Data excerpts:
* START *

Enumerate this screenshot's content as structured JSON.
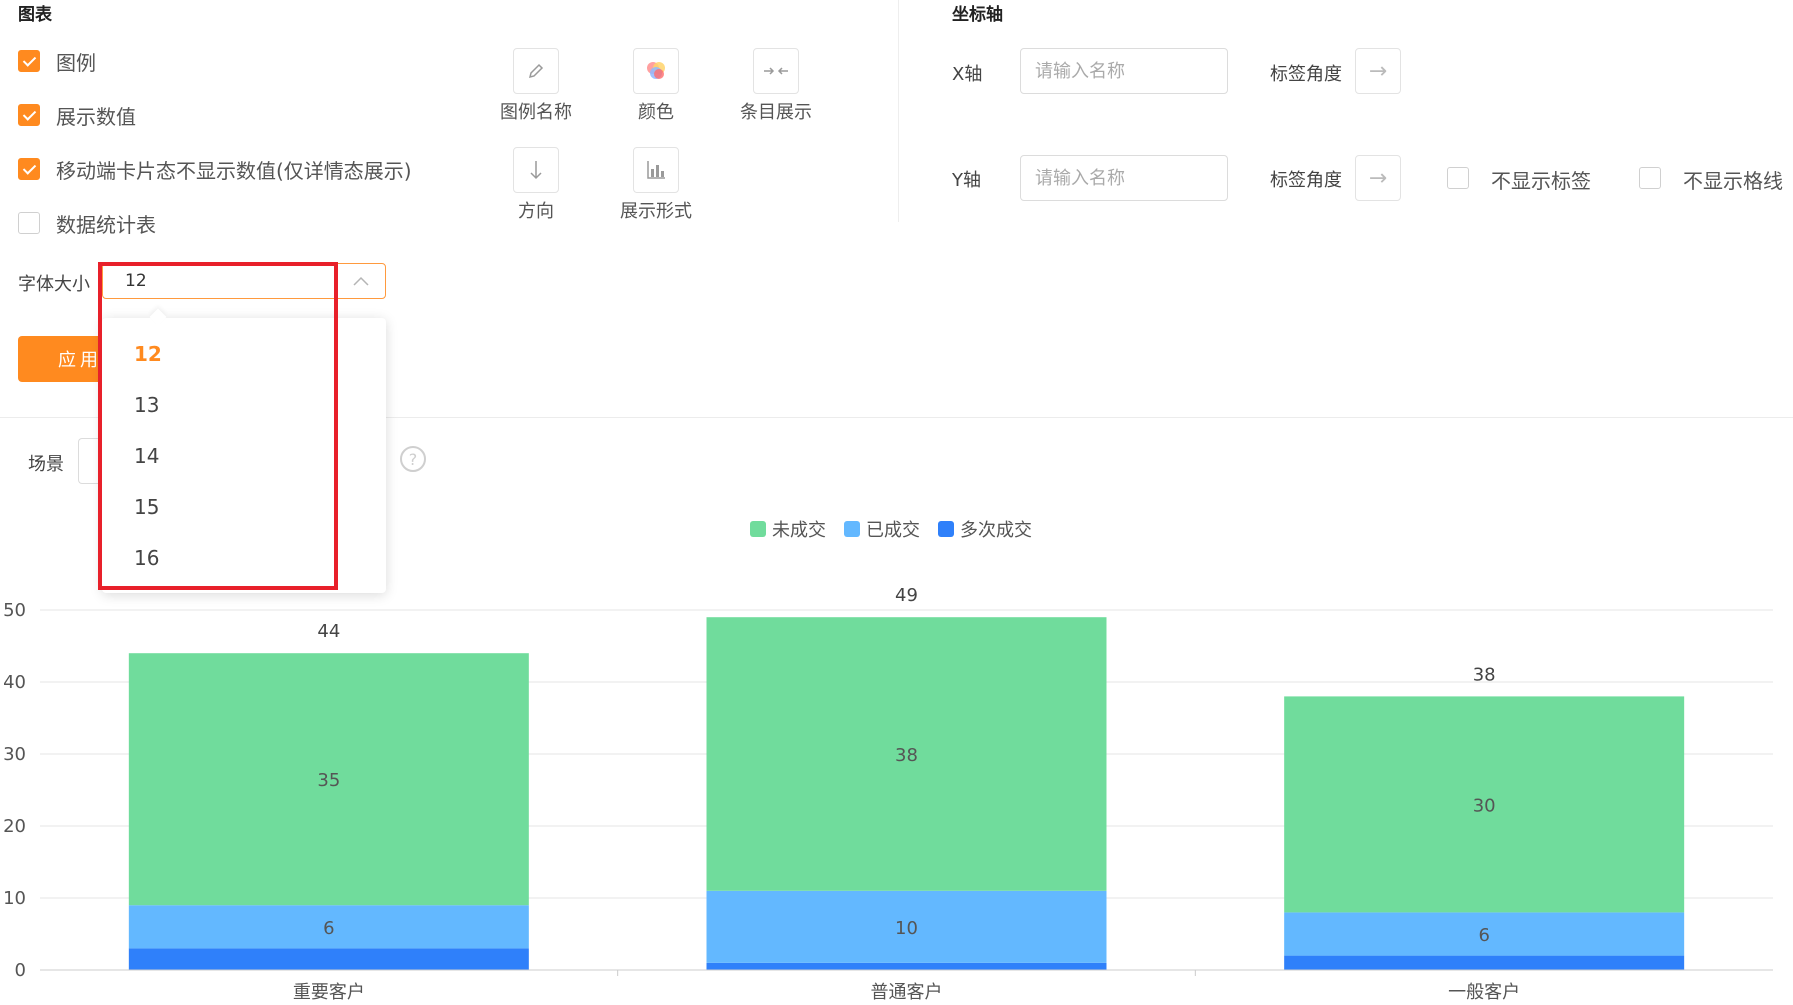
{
  "chart_section": {
    "title": "图表",
    "options": [
      {
        "label": "图例",
        "checked": true
      },
      {
        "label": "展示数值",
        "checked": true
      },
      {
        "label": "移动端卡片态不显示数值(仅详情态展示)",
        "checked": true
      },
      {
        "label": "数据统计表",
        "checked": false
      }
    ],
    "tools": [
      {
        "label": "图例名称",
        "icon": "pencil-icon"
      },
      {
        "label": "颜色",
        "icon": "color-palette-icon"
      },
      {
        "label": "条目展示",
        "icon": "collapse-arrows-icon"
      },
      {
        "label": "方向",
        "icon": "arrow-down-icon"
      },
      {
        "label": "展示形式",
        "icon": "bar-chart-icon"
      }
    ],
    "font_size_label": "字体大小",
    "font_size_value": "12",
    "apply_label": "应用",
    "font_size_options": [
      "12",
      "13",
      "14",
      "15",
      "16"
    ]
  },
  "axis_section": {
    "title": "坐标轴",
    "x_label": "X轴",
    "y_label": "Y轴",
    "name_placeholder": "请输入名称",
    "angle_label": "标签角度",
    "hide_labels": "不显示标签",
    "hide_grid": "不显示格线"
  },
  "scene": {
    "label": "场景"
  },
  "chart_data": {
    "type": "bar",
    "stacked": true,
    "categories": [
      "重要客户",
      "普通客户",
      "一般客户"
    ],
    "series": [
      {
        "name": "多次成交",
        "color": "#2f80fa",
        "values": [
          3,
          1,
          2
        ]
      },
      {
        "name": "已成交",
        "color": "#63b8ff",
        "values": [
          6,
          10,
          6
        ]
      },
      {
        "name": "未成交",
        "color": "#70dc9c",
        "values": [
          35,
          38,
          30
        ]
      }
    ],
    "totals": [
      44,
      49,
      38
    ],
    "ylim": [
      0,
      50
    ],
    "yticks": [
      "0",
      "10",
      "20",
      "30",
      "40",
      "50"
    ],
    "legend": [
      "未成交",
      "已成交",
      "多次成交"
    ],
    "legend_position": "top-center",
    "grid": true
  }
}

* END *

> _Directive_: Write out each line of the data exactly; the images should be left out.

> _Full solution_:
Enumerate this screenshot's content as structured JSON.
{
  "chart_section": {
    "title": "图表",
    "options": [
      {
        "label": "图例",
        "checked": true
      },
      {
        "label": "展示数值",
        "checked": true
      },
      {
        "label": "移动端卡片态不显示数值(仅详情态展示)",
        "checked": true
      },
      {
        "label": "数据统计表",
        "checked": false
      }
    ],
    "tools": [
      {
        "label": "图例名称",
        "icon": "pencil-icon"
      },
      {
        "label": "颜色",
        "icon": "color-palette-icon"
      },
      {
        "label": "条目展示",
        "icon": "collapse-arrows-icon"
      },
      {
        "label": "方向",
        "icon": "arrow-down-icon"
      },
      {
        "label": "展示形式",
        "icon": "bar-chart-icon"
      }
    ],
    "font_size_label": "字体大小",
    "font_size_value": "12",
    "apply_label": "应用",
    "font_size_options": [
      "12",
      "13",
      "14",
      "15",
      "16"
    ]
  },
  "axis_section": {
    "title": "坐标轴",
    "x_label": "X轴",
    "y_label": "Y轴",
    "name_placeholder": "请输入名称",
    "angle_label": "标签角度",
    "hide_labels": "不显示标签",
    "hide_grid": "不显示格线"
  },
  "scene": {
    "label": "场景"
  },
  "chart_data": {
    "type": "bar",
    "stacked": true,
    "categories": [
      "重要客户",
      "普通客户",
      "一般客户"
    ],
    "series": [
      {
        "name": "多次成交",
        "color": "#2f80fa",
        "values": [
          3,
          1,
          2
        ]
      },
      {
        "name": "已成交",
        "color": "#63b8ff",
        "values": [
          6,
          10,
          6
        ]
      },
      {
        "name": "未成交",
        "color": "#70dc9c",
        "values": [
          35,
          38,
          30
        ]
      }
    ],
    "totals": [
      44,
      49,
      38
    ],
    "ylim": [
      0,
      50
    ],
    "yticks": [
      "0",
      "10",
      "20",
      "30",
      "40",
      "50"
    ],
    "legend": [
      "未成交",
      "已成交",
      "多次成交"
    ],
    "legend_position": "top-center",
    "grid": true
  }
}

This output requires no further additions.